**Set problem**
Copy every record below exactly as written, but leave out the pictures.

**Extracted material**

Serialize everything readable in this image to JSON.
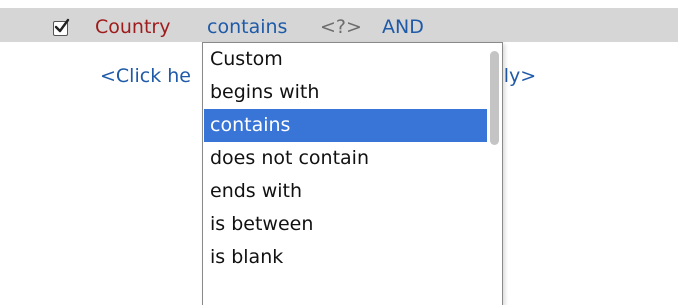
{
  "filter": {
    "checked": true,
    "field_name": "Country",
    "operator": "contains",
    "operand_placeholder": "<?>",
    "join": "AND"
  },
  "hint": {
    "text_left": "<Click he",
    "text_right": "apply>"
  },
  "dropdown": {
    "options": [
      "Custom",
      "begins with",
      "contains",
      "does not contain",
      "ends with",
      "is between",
      "is blank"
    ],
    "selected": "contains"
  },
  "colors": {
    "row_background": "#d6d6d6",
    "field_name": "#9e1b1b",
    "link": "#1f5aa8",
    "selection": "#3875d7"
  }
}
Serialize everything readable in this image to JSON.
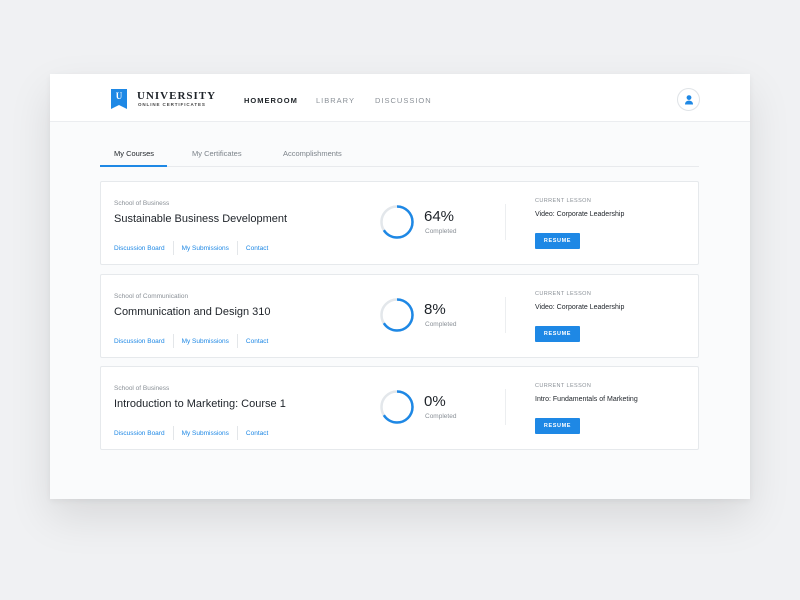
{
  "brand": {
    "badge_letter": "U",
    "title": "UNIVERSITY",
    "subtitle": "ONLINE CERTIFICATES",
    "accent_color": "#1e88e5"
  },
  "nav": {
    "items": [
      {
        "label": "HOMEROOM",
        "active": true
      },
      {
        "label": "LIBRARY",
        "active": false
      },
      {
        "label": "DISCUSSION",
        "active": false
      }
    ],
    "avatar_icon": "user-icon"
  },
  "tabs": [
    {
      "label": "My Courses",
      "active": true
    },
    {
      "label": "My Certificates",
      "active": false
    },
    {
      "label": "Accomplishments",
      "active": false
    }
  ],
  "courses": [
    {
      "school": "School of Business",
      "title": "Sustainable Business Development",
      "links": [
        "Discussion Board",
        "My Submissions",
        "Contact"
      ],
      "progress_text": "64%",
      "progress_value": 0.64,
      "progress_label": "Completed",
      "current_lesson_label": "CURRENT LESSON",
      "current_lesson": "Video: Corporate Leadership",
      "action_label": "RESUME"
    },
    {
      "school": "School of Communication",
      "title": "Communication and Design 310",
      "links": [
        "Discussion Board",
        "My Submissions",
        "Contact"
      ],
      "progress_text": "8%",
      "progress_value": 0.08,
      "progress_label": "Completed",
      "current_lesson_label": "CURRENT LESSON",
      "current_lesson": "Video: Corporate Leadership",
      "action_label": "RESUME"
    },
    {
      "school": "School of Business",
      "title": "Introduction to Marketing: Course 1",
      "links": [
        "Discussion Board",
        "My Submissions",
        "Contact"
      ],
      "progress_text": "0%",
      "progress_value": 0.0,
      "progress_label": "Completed",
      "current_lesson_label": "CURRENT LESSON",
      "current_lesson": "Intro: Fundamentals of Marketing",
      "action_label": "RESUME"
    }
  ]
}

**Response for this exercise**
Serialize everything readable in this image to JSON.
{
  "filter": {
    "checked": true,
    "field_name": "Country",
    "operator": "contains",
    "operand_placeholder": "<?>",
    "join": "AND"
  },
  "hint": {
    "text_left": "<Click he",
    "text_right": "apply>"
  },
  "dropdown": {
    "options": [
      "Custom",
      "begins with",
      "contains",
      "does not contain",
      "ends with",
      "is between",
      "is blank"
    ],
    "selected": "contains"
  },
  "colors": {
    "row_background": "#d6d6d6",
    "field_name": "#9e1b1b",
    "link": "#1f5aa8",
    "selection": "#3875d7"
  }
}
Serialize everything readable in this image to JSON.
{
  "brand": {
    "badge_letter": "U",
    "title": "UNIVERSITY",
    "subtitle": "ONLINE CERTIFICATES",
    "accent_color": "#1e88e5"
  },
  "nav": {
    "items": [
      {
        "label": "HOMEROOM",
        "active": true
      },
      {
        "label": "LIBRARY",
        "active": false
      },
      {
        "label": "DISCUSSION",
        "active": false
      }
    ],
    "avatar_icon": "user-icon"
  },
  "tabs": [
    {
      "label": "My Courses",
      "active": true
    },
    {
      "label": "My Certificates",
      "active": false
    },
    {
      "label": "Accomplishments",
      "active": false
    }
  ],
  "courses": [
    {
      "school": "School of Business",
      "title": "Sustainable Business Development",
      "links": [
        "Discussion Board",
        "My Submissions",
        "Contact"
      ],
      "progress_text": "64%",
      "progress_value": 0.64,
      "progress_label": "Completed",
      "current_lesson_label": "CURRENT LESSON",
      "current_lesson": "Video: Corporate Leadership",
      "action_label": "RESUME"
    },
    {
      "school": "School of Communication",
      "title": "Communication and Design 310",
      "links": [
        "Discussion Board",
        "My Submissions",
        "Contact"
      ],
      "progress_text": "8%",
      "progress_value": 0.08,
      "progress_label": "Completed",
      "current_lesson_label": "CURRENT LESSON",
      "current_lesson": "Video: Corporate Leadership",
      "action_label": "RESUME"
    },
    {
      "school": "School of Business",
      "title": "Introduction to Marketing: Course 1",
      "links": [
        "Discussion Board",
        "My Submissions",
        "Contact"
      ],
      "progress_text": "0%",
      "progress_value": 0.0,
      "progress_label": "Completed",
      "current_lesson_label": "CURRENT LESSON",
      "current_lesson": "Intro: Fundamentals of Marketing",
      "action_label": "RESUME"
    }
  ]
}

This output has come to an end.